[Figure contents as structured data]
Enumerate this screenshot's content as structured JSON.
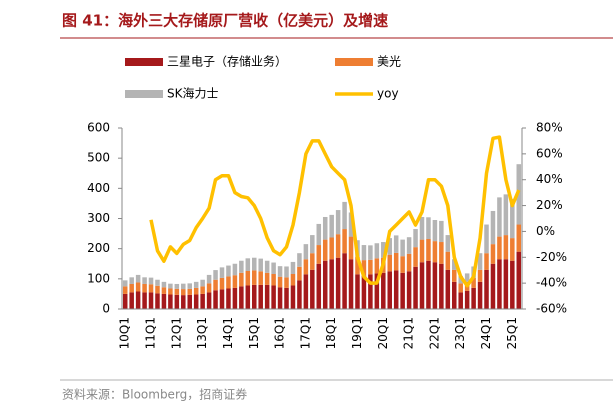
{
  "chart_data": {
    "type": "stacked-bar-line",
    "title": "图 41：海外三大存储原厂营收（亿美元）及增速",
    "source": "资料来源：Bloomberg，招商证券",
    "categories": [
      "10Q1",
      null,
      null,
      null,
      "11Q1",
      null,
      null,
      null,
      "12Q1",
      null,
      null,
      null,
      "13Q1",
      null,
      null,
      null,
      "14Q1",
      null,
      null,
      null,
      "15Q1",
      null,
      null,
      null,
      "16Q1",
      null,
      null,
      null,
      "17Q1",
      null,
      null,
      null,
      "18Q1",
      null,
      null,
      null,
      "19Q1",
      null,
      null,
      null,
      "20Q1",
      null,
      null,
      null,
      "21Q1",
      null,
      null,
      null,
      "22Q1",
      null,
      null,
      null,
      "23Q1",
      null,
      null,
      null,
      "24Q1",
      null,
      null,
      null,
      "25Q1",
      null
    ],
    "series": [
      {
        "name": "三星电子（存储业务）",
        "color": "#a5191b",
        "values": [
          50,
          55,
          58,
          55,
          55,
          52,
          50,
          48,
          47,
          46,
          47,
          48,
          50,
          55,
          62,
          65,
          68,
          70,
          75,
          78,
          80,
          80,
          80,
          78,
          72,
          70,
          78,
          95,
          115,
          130,
          150,
          160,
          165,
          170,
          185,
          165,
          115,
          110,
          115,
          118,
          120,
          125,
          128,
          120,
          125,
          140,
          155,
          160,
          155,
          150,
          130,
          90,
          55,
          60,
          70,
          90,
          130,
          150,
          165,
          165,
          160,
          190
        ]
      },
      {
        "name": "美光",
        "color": "#ee7e32",
        "values": [
          25,
          28,
          30,
          28,
          27,
          25,
          22,
          20,
          20,
          20,
          20,
          22,
          25,
          30,
          35,
          38,
          40,
          42,
          45,
          48,
          48,
          45,
          40,
          38,
          35,
          35,
          38,
          45,
          50,
          55,
          62,
          70,
          72,
          78,
          80,
          75,
          58,
          52,
          48,
          50,
          50,
          55,
          58,
          55,
          58,
          65,
          75,
          72,
          70,
          72,
          60,
          40,
          30,
          30,
          33,
          40,
          55,
          65,
          75,
          80,
          75,
          90
        ]
      },
      {
        "name": "SK海力士",
        "color": "#b4b4b4",
        "values": [
          20,
          22,
          25,
          22,
          22,
          20,
          18,
          16,
          16,
          18,
          18,
          20,
          22,
          28,
          32,
          35,
          36,
          38,
          40,
          42,
          42,
          42,
          40,
          38,
          35,
          36,
          40,
          45,
          50,
          60,
          70,
          75,
          75,
          80,
          90,
          80,
          55,
          50,
          48,
          50,
          52,
          55,
          58,
          55,
          55,
          60,
          75,
          72,
          70,
          70,
          55,
          35,
          25,
          28,
          38,
          55,
          95,
          110,
          130,
          135,
          130,
          200
        ]
      },
      {
        "name": "yoy",
        "color": "#ffc000",
        "axis": "y2",
        "values": [
          null,
          null,
          null,
          null,
          9,
          -15,
          -23,
          -12,
          -17,
          -10,
          -7,
          3,
          10,
          18,
          40,
          43,
          43,
          30,
          27,
          26,
          20,
          10,
          -5,
          -15,
          -18,
          -12,
          5,
          30,
          60,
          70,
          70,
          60,
          50,
          45,
          40,
          20,
          -20,
          -35,
          -40,
          -40,
          -25,
          0,
          5,
          10,
          15,
          5,
          15,
          40,
          40,
          35,
          20,
          -20,
          -35,
          -42,
          -35,
          -5,
          45,
          72,
          73,
          40,
          20,
          32
        ]
      }
    ],
    "ylim": [
      0,
      600
    ],
    "yticks": [
      0,
      100,
      200,
      300,
      400,
      500,
      600
    ],
    "y2lim": [
      -60,
      80
    ],
    "y2ticks": [
      {
        "value": -60,
        "label": "-60%"
      },
      {
        "value": -40,
        "label": "-40%"
      },
      {
        "value": -20,
        "label": "-20%"
      },
      {
        "value": 0,
        "label": "0%"
      },
      {
        "value": 20,
        "label": "20%"
      },
      {
        "value": 40,
        "label": "40%"
      },
      {
        "value": 60,
        "label": "60%"
      },
      {
        "value": 80,
        "label": "80%"
      }
    ]
  }
}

• [GIVEN PROBLEM] Find how many of the lines above have the word "label" in them. State only that number.

• [COMPLETED EXERCISE] 8